___ Fragmento proporcionado

Lo suscribo, pero con la mayor cautela. Porque pienso que muchas cosas que se dicen o escriben [...] deberían a menudo merecer más atención y consideración que la misma lengua en la que se expresan. Actualmente, los medios de comunicación son tan abrumadores y omnipresentes, se siente uno tan asediado las veinticuatro horas del día por una información tan apremiante, insidiosa y reiterativa, que casi no hay tiempo para la reflexión. La televisión debería contribuir a reconocer y asumir la variedad lingüística y es de suponer que en cierta medida lo hace, pero no parece que nadie se pare a pensar en los contenidos ni en su nefasta influencia cultural y educativa. [...] Soy del parecer que más de la mitad de lo que hoy entendemos por cultura popular proviene y se nutre de lo que no merece ser visto ni oído en la televisión. En la lengua que sea.

______

Instrucción escrita 1: Transcribe del listado las líneas que comienzan en la que contiene "point (517, 223, 529, 235)" y llegan hasta la que contiene "point (212, 234, 224, 246)", ambas incluidas.
El fragmento y el listado no guardan relación alguna entre sí.

___ Listado presentado

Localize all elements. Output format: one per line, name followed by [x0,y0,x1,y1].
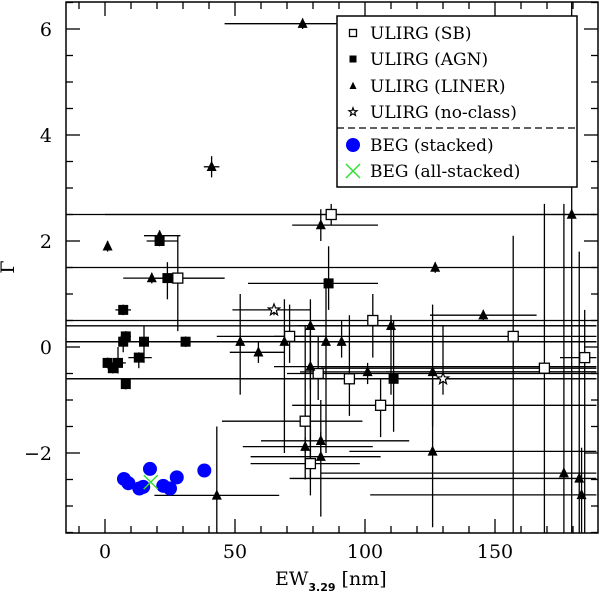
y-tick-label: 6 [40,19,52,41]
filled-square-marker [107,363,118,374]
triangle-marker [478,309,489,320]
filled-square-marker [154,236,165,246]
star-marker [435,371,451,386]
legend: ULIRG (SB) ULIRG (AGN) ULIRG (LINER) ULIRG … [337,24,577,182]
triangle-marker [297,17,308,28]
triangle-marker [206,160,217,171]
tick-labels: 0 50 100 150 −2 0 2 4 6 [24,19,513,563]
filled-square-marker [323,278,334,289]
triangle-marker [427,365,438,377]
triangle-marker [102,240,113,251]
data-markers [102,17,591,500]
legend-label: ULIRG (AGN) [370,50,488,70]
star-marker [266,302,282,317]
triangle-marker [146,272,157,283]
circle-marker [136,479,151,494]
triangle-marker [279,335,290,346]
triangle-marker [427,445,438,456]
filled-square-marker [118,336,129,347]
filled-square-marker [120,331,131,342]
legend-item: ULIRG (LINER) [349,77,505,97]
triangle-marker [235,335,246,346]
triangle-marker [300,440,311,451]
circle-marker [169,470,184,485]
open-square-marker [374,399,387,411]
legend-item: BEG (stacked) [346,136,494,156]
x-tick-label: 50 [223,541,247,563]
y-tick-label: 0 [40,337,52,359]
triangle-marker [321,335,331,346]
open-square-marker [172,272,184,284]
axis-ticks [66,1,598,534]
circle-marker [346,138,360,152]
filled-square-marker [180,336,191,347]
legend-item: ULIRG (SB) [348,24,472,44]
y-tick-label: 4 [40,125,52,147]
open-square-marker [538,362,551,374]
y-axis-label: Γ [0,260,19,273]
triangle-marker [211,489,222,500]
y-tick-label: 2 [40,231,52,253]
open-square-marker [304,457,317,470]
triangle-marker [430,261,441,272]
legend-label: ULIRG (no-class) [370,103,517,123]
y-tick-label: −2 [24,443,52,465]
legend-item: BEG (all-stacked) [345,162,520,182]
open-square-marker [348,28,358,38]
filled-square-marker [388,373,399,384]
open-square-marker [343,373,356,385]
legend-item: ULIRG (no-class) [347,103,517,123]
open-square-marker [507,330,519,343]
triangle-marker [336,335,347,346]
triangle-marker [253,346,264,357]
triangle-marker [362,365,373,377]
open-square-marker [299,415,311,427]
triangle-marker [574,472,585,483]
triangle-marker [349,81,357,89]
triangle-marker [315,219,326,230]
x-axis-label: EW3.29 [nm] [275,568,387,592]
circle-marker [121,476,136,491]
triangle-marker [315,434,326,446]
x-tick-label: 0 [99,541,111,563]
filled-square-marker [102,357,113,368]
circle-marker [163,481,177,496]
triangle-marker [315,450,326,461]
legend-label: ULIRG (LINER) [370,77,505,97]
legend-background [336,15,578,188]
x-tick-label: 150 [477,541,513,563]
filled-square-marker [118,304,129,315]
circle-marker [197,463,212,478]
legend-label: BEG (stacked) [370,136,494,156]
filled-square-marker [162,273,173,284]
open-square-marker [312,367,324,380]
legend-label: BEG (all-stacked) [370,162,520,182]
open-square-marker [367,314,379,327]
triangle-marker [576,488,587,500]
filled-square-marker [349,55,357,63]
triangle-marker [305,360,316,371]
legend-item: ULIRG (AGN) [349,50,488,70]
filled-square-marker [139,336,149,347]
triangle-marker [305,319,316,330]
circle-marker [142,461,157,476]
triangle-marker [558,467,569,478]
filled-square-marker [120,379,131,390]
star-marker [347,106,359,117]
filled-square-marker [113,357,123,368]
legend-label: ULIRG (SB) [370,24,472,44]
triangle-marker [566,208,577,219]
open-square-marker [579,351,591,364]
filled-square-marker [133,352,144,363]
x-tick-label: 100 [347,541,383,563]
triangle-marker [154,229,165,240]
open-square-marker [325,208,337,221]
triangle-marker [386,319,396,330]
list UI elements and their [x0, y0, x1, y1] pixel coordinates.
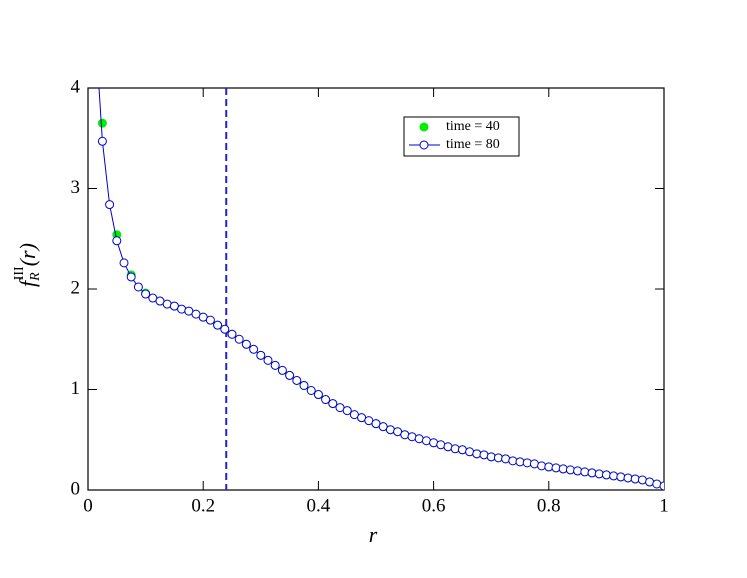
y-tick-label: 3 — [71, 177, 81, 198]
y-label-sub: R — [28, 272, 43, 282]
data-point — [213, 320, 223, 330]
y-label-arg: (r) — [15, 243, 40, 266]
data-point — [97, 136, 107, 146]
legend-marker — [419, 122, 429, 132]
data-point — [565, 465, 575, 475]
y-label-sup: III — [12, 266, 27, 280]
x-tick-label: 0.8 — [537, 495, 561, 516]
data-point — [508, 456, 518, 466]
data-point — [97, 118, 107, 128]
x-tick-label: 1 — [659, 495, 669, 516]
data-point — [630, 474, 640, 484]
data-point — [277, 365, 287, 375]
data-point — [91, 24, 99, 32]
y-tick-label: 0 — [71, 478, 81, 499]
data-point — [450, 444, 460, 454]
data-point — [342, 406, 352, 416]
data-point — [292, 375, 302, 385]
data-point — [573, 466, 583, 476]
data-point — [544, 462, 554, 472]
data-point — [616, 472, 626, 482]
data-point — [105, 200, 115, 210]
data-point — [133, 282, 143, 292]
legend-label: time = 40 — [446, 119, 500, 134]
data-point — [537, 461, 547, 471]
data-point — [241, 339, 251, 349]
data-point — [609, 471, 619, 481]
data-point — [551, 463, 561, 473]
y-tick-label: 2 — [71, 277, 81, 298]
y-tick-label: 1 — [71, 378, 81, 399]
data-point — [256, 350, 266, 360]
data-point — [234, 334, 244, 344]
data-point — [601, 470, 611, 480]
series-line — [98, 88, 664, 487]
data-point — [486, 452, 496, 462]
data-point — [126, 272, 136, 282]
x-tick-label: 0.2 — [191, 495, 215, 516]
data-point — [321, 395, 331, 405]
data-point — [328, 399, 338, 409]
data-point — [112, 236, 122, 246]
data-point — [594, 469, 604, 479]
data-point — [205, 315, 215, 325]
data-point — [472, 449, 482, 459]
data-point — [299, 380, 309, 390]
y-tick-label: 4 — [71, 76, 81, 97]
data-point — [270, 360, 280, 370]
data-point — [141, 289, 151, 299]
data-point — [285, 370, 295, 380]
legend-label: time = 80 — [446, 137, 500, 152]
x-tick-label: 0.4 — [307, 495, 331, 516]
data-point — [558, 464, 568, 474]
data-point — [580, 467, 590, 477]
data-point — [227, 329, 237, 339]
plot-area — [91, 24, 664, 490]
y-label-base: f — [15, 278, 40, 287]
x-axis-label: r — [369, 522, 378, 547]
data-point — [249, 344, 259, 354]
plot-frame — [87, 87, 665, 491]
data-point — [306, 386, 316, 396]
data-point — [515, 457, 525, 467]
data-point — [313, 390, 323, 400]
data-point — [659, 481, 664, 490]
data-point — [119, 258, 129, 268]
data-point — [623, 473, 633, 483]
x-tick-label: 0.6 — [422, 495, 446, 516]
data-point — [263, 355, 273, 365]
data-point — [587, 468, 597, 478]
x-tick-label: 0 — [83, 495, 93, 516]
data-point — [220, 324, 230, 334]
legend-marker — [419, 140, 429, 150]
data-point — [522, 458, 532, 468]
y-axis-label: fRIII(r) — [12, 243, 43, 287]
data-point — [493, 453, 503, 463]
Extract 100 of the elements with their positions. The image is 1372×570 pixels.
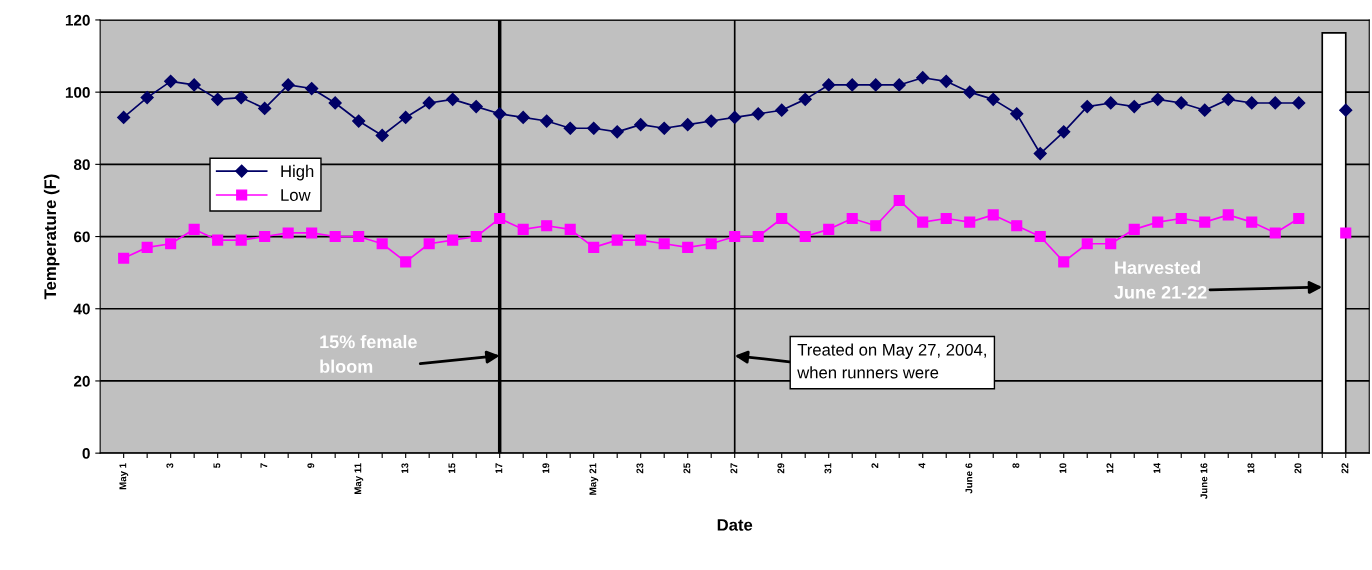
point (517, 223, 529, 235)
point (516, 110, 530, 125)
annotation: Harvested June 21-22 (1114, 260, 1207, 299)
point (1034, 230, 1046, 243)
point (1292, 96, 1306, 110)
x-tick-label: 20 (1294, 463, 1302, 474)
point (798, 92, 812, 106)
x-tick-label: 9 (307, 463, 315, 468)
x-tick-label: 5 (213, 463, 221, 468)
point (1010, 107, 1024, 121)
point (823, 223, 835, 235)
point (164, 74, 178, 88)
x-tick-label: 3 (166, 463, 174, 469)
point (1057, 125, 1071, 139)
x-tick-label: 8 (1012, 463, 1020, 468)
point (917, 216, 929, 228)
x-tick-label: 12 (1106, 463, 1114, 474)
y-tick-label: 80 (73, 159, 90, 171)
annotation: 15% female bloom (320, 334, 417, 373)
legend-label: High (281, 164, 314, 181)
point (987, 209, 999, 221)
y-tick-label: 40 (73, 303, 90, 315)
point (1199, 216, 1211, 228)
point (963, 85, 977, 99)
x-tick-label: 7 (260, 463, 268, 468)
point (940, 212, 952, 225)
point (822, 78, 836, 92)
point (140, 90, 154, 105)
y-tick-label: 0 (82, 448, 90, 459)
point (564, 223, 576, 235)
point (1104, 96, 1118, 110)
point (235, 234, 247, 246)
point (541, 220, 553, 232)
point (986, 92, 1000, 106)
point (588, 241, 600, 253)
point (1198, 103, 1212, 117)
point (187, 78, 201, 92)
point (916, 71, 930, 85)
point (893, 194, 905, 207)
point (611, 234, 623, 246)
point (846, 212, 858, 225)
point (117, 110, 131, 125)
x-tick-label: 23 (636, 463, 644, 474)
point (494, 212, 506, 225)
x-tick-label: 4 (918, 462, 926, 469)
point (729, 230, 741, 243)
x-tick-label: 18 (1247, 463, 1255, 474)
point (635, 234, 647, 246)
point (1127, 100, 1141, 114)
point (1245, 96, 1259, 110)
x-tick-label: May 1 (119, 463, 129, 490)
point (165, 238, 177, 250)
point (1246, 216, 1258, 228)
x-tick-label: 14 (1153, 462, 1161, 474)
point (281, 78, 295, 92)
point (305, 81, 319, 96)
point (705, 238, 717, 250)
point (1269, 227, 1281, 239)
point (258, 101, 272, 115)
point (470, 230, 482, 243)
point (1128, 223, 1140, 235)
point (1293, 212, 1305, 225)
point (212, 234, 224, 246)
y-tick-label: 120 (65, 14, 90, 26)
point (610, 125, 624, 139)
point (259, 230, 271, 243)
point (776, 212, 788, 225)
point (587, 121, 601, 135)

______

Instrucción escrita 2:
Responde brevemente, según el fragmento:
(a) ¿Con qué tres adjetivos se califica la información que asedia a uno las veinticuatro horas del día?
(b) ¿A qué debería contribuir la televisión?
(c) ¿Qué parte de lo que hoy se entiende por cultura popular proviene de lo que no merece ser visto ni oído en la televisión?

Resultado del ejercicio 1:
point (517, 223, 529, 235)
point (516, 110, 530, 125)
annotation: Harvested June 21-22 (1114, 260, 1207, 299)
point (1034, 230, 1046, 243)
point (1292, 96, 1306, 110)
x-tick-label: 20 (1294, 463, 1302, 474)
point (798, 92, 812, 106)
x-tick-label: 9 (307, 463, 315, 468)
x-tick-label: 5 (213, 463, 221, 468)
point (1010, 107, 1024, 121)
point (823, 223, 835, 235)
point (164, 74, 178, 88)
x-tick-label: 3 (166, 463, 174, 469)
point (1057, 125, 1071, 139)
x-tick-label: 8 (1012, 463, 1020, 468)
point (917, 216, 929, 228)
x-tick-label: 12 (1106, 463, 1114, 474)
y-tick-label: 80 (73, 159, 90, 171)
annotation: 15% female bloom (320, 334, 417, 373)
legend-label: High (281, 164, 314, 181)
point (987, 209, 999, 221)
y-tick-label: 40 (73, 303, 90, 315)
point (1199, 216, 1211, 228)
point (963, 85, 977, 99)
x-tick-label: 7 (260, 463, 268, 468)
point (940, 212, 952, 225)
point (822, 78, 836, 92)
point (140, 90, 154, 105)
y-tick-label: 0 (82, 448, 90, 459)
point (564, 223, 576, 235)
point (1104, 96, 1118, 110)
point (235, 234, 247, 246)
point (541, 220, 553, 232)
point (986, 92, 1000, 106)
point (588, 241, 600, 253)
point (1198, 103, 1212, 117)
point (187, 78, 201, 92)
point (916, 71, 930, 85)
point (893, 194, 905, 207)
point (611, 234, 623, 246)
point (846, 212, 858, 225)
point (117, 110, 131, 125)
x-tick-label: 23 (636, 463, 644, 474)
point (494, 212, 506, 225)
x-tick-label: 4 (918, 462, 926, 469)
point (729, 230, 741, 243)
x-tick-label: 18 (1247, 463, 1255, 474)
point (635, 234, 647, 246)
point (1127, 100, 1141, 114)
point (1245, 96, 1259, 110)
x-tick-label: May 1 (119, 463, 129, 490)
point (165, 238, 177, 250)
point (1246, 216, 1258, 228)
x-tick-label: 14 (1153, 462, 1161, 474)
point (281, 78, 295, 92)
point (305, 81, 319, 96)
point (705, 238, 717, 250)
point (1269, 227, 1281, 239)
point (258, 101, 272, 115)
point (470, 230, 482, 243)
point (1128, 223, 1140, 235)
point (1293, 212, 1305, 225)
point (212, 234, 224, 246)

Resultado del ejercicio 2:
(a) Apremiante, insidiosa y reiterativa.
(b) A reconocer y asumir la variedad lingüística.
(c) Más de la mitad.